- [What this task involves] Exactly repeat all the records below, omitting the images they hold.
____ Record extracts
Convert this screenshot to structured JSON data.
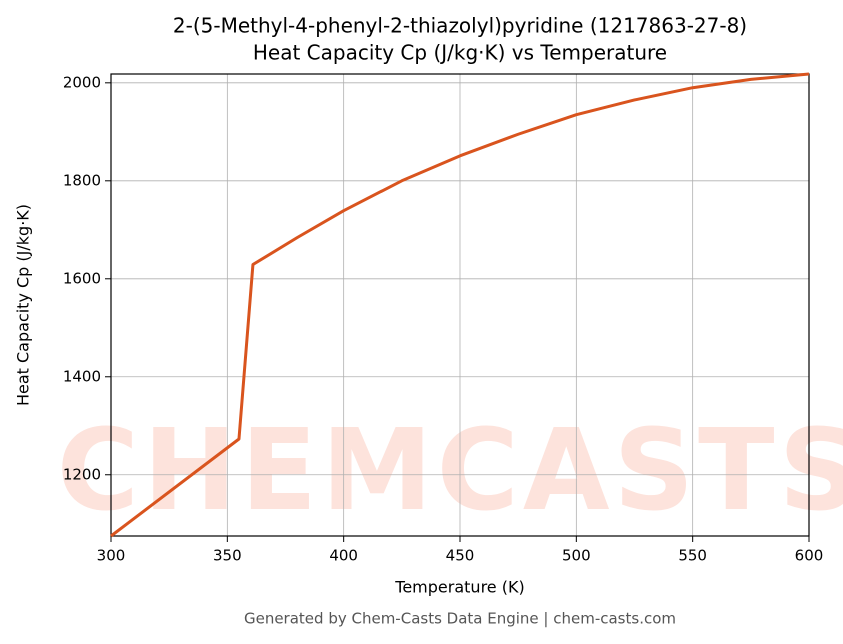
{
  "chart_data": {
    "type": "line",
    "title": "2-(5-Methyl-4-phenyl-2-thiazolyl)pyridine (1217863-27-8)",
    "subtitle": "Heat Capacity Cp (J/kg·K) vs Temperature",
    "x_label": "Temperature (K)",
    "y_label": "Heat Capacity Cp (J/kg·K)",
    "footer": "Generated by Chem-Casts Data Engine | chem-casts.com",
    "watermark": "CHEMCASTS",
    "xlim": [
      300,
      600
    ],
    "xticks": [
      300,
      350,
      400,
      450,
      500,
      550,
      600
    ],
    "ylim": [
      1075,
      2018
    ],
    "yticks": [
      1200,
      1400,
      1600,
      1800,
      2000
    ],
    "grid": true,
    "series": [
      {
        "name": "Cp",
        "color": "#d9541e",
        "x": [
          300,
          355,
          361,
          380,
          400,
          425,
          450,
          475,
          500,
          525,
          550,
          575,
          600
        ],
        "values": [
          1075,
          1273,
          1629,
          1684,
          1739,
          1800,
          1851,
          1895,
          1935,
          1965,
          1990,
          2007,
          2018
        ]
      }
    ]
  }
}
________
- [Result of this exercise]
Convert this screenshot to structured JSON data.
{
  "chart_data": {
    "type": "line",
    "title": "2-(5-Methyl-4-phenyl-2-thiazolyl)pyridine (1217863-27-8)",
    "subtitle": "Heat Capacity Cp (J/kg·K) vs Temperature",
    "x_label": "Temperature (K)",
    "y_label": "Heat Capacity Cp (J/kg·K)",
    "footer": "Generated by Chem-Casts Data Engine | chem-casts.com",
    "watermark": "CHEMCASTS",
    "xlim": [
      300,
      600
    ],
    "xticks": [
      300,
      350,
      400,
      450,
      500,
      550,
      600
    ],
    "ylim": [
      1075,
      2018
    ],
    "yticks": [
      1200,
      1400,
      1600,
      1800,
      2000
    ],
    "grid": true,
    "series": [
      {
        "name": "Cp",
        "color": "#d9541e",
        "x": [
          300,
          355,
          361,
          380,
          400,
          425,
          450,
          475,
          500,
          525,
          550,
          575,
          600
        ],
        "values": [
          1075,
          1273,
          1629,
          1684,
          1739,
          1800,
          1851,
          1895,
          1935,
          1965,
          1990,
          2007,
          2018
        ]
      }
    ]
  }
}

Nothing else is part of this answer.